> **DATASET RECORDS**:
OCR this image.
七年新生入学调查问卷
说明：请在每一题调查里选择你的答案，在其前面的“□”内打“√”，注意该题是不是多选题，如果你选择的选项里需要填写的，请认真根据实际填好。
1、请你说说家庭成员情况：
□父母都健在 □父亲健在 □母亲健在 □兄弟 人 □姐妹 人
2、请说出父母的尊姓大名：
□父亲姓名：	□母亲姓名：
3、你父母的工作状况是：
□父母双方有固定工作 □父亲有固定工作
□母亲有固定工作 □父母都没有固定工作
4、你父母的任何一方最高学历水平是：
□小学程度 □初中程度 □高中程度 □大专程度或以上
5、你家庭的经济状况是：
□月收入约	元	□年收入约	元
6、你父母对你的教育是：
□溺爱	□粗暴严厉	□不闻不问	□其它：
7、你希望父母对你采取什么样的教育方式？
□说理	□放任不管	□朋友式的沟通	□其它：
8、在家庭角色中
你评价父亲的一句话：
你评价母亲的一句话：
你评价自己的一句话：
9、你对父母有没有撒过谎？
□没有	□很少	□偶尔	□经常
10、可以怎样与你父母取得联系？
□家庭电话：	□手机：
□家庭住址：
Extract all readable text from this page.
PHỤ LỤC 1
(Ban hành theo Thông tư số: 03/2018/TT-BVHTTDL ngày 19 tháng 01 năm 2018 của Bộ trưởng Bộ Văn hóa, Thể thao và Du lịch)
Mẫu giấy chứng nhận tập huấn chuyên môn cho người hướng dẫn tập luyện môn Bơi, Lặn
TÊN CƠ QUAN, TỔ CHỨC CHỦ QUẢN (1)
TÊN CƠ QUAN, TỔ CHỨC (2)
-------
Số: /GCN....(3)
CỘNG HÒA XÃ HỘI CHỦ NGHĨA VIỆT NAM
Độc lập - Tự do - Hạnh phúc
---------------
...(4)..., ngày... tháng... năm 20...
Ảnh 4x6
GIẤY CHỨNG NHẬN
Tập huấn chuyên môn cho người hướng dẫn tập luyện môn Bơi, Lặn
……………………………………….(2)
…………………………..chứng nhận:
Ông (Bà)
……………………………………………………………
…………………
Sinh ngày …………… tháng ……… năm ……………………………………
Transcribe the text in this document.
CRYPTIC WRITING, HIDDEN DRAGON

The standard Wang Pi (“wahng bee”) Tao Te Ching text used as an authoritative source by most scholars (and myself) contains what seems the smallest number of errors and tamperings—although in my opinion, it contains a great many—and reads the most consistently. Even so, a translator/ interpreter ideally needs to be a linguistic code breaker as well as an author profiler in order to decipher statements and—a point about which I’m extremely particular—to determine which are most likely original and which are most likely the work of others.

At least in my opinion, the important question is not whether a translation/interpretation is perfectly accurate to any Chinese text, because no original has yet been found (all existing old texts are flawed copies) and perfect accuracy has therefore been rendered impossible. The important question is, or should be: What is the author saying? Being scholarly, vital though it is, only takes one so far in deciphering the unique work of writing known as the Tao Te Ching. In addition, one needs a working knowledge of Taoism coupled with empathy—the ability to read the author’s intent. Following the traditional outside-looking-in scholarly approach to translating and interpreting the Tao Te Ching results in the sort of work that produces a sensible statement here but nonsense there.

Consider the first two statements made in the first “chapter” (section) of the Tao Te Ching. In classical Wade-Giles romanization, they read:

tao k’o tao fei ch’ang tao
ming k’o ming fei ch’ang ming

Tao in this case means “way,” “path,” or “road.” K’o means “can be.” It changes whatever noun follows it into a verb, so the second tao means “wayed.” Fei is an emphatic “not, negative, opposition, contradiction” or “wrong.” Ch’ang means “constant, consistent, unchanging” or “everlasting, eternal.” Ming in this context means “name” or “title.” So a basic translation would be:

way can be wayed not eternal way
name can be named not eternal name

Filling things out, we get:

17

> **WHAT THE EXERCISE ASKS**: Write out the entries in full, exactly as given.

> **ANSWER BELOW**:
OCR this image.
七年新生入学调查问卷
说明：请在每一题调查里选择你的答案，在其前面的“□”内打“√”，注意该题是不是多选题，如果你选择的选项里需要填写的，请认真根据实际填好。
1、请你说说家庭成员情况：
□父母都健在 □父亲健在 □母亲健在 □兄弟 人 □姐妹 人
2、请说出父母的尊姓大名：
□父亲姓名：	□母亲姓名：
3、你父母的工作状况是：
□父母双方有固定工作 □父亲有固定工作
□母亲有固定工作 □父母都没有固定工作
4、你父母的任何一方最高学历水平是：
□小学程度 □初中程度 □高中程度 □大专程度或以上
5、你家庭的经济状况是：
□月收入约	元	□年收入约	元
6、你父母对你的教育是：
□溺爱	□粗暴严厉	□不闻不问	□其它：
7、你希望父母对你采取什么样的教育方式？
□说理	□放任不管	□朋友式的沟通	□其它：
8、在家庭角色中
你评价父亲的一句话：
你评价母亲的一句话：
你评价自己的一句话：
9、你对父母有没有撒过谎？
□没有	□很少	□偶尔	□经常
10、可以怎样与你父母取得联系？
□家庭电话：	□手机：
□家庭住址：
Extract all readable text from this page.
PHỤ LỤC 1
(Ban hành theo Thông tư số: 03/2018/TT-BVHTTDL ngày 19 tháng 01 năm 2018 của Bộ trưởng Bộ Văn hóa, Thể thao và Du lịch)
Mẫu giấy chứng nhận tập huấn chuyên môn cho người hướng dẫn tập luyện môn Bơi, Lặn
TÊN CƠ QUAN, TỔ CHỨC CHỦ QUẢN (1)
TÊN CƠ QUAN, TỔ CHỨC (2)
-------
Số: /GCN....(3)
CỘNG HÒA XÃ HỘI CHỦ NGHĨA VIỆT NAM
Độc lập - Tự do - Hạnh phúc
---------------
...(4)..., ngày... tháng... năm 20...
Ảnh 4x6
GIẤY CHỨNG NHẬN
Tập huấn chuyên môn cho người hướng dẫn tập luyện môn Bơi, Lặn
……………………………………….(2)
…………………………..chứng nhận:
Ông (Bà)
……………………………………………………………
…………………
Sinh ngày …………… tháng ……… năm ……………………………………
Transcribe the text in this document.
CRYPTIC WRITING, HIDDEN DRAGON

The standard Wang Pi (“wahng bee”) Tao Te Ching text used as an authoritative source by most scholars (and myself) contains what seems the smallest number of errors and tamperings—although in my opinion, it contains a great many—and reads the most consistently. Even so, a translator/ interpreter ideally needs to be a linguistic code breaker as well as an author profiler in order to decipher statements and—a point about which I’m extremely particular—to determine which are most likely original and which are most likely the work of others.

At least in my opinion, the important question is not whether a translation/interpretation is perfectly accurate to any Chinese text, because no original has yet been found (all existing old texts are flawed copies) and perfect accuracy has therefore been rendered impossible. The important question is, or should be: What is the author saying? Being scholarly, vital though it is, only takes one so far in deciphering the unique work of writing known as the Tao Te Ching. In addition, one needs a working knowledge of Taoism coupled with empathy—the ability to read the author’s intent. Following the traditional outside-looking-in scholarly approach to translating and interpreting the Tao Te Ching results in the sort of work that produces a sensible statement here but nonsense there.

Consider the first two statements made in the first “chapter” (section) of the Tao Te Ching. In classical Wade-Giles romanization, they read:

tao k’o tao fei ch’ang tao
ming k’o ming fei ch’ang ming

Tao in this case means “way,” “path,” or “road.” K’o means “can be.” It changes whatever noun follows it into a verb, so the second tao means “wayed.” Fei is an emphatic “not, negative, opposition, contradiction” or “wrong.” Ch’ang means “constant, consistent, unchanging” or “everlasting, eternal.” Ming in this context means “name” or “title.” So a basic translation would be:

way can be wayed not eternal way
name can be named not eternal name

Filling things out, we get:

17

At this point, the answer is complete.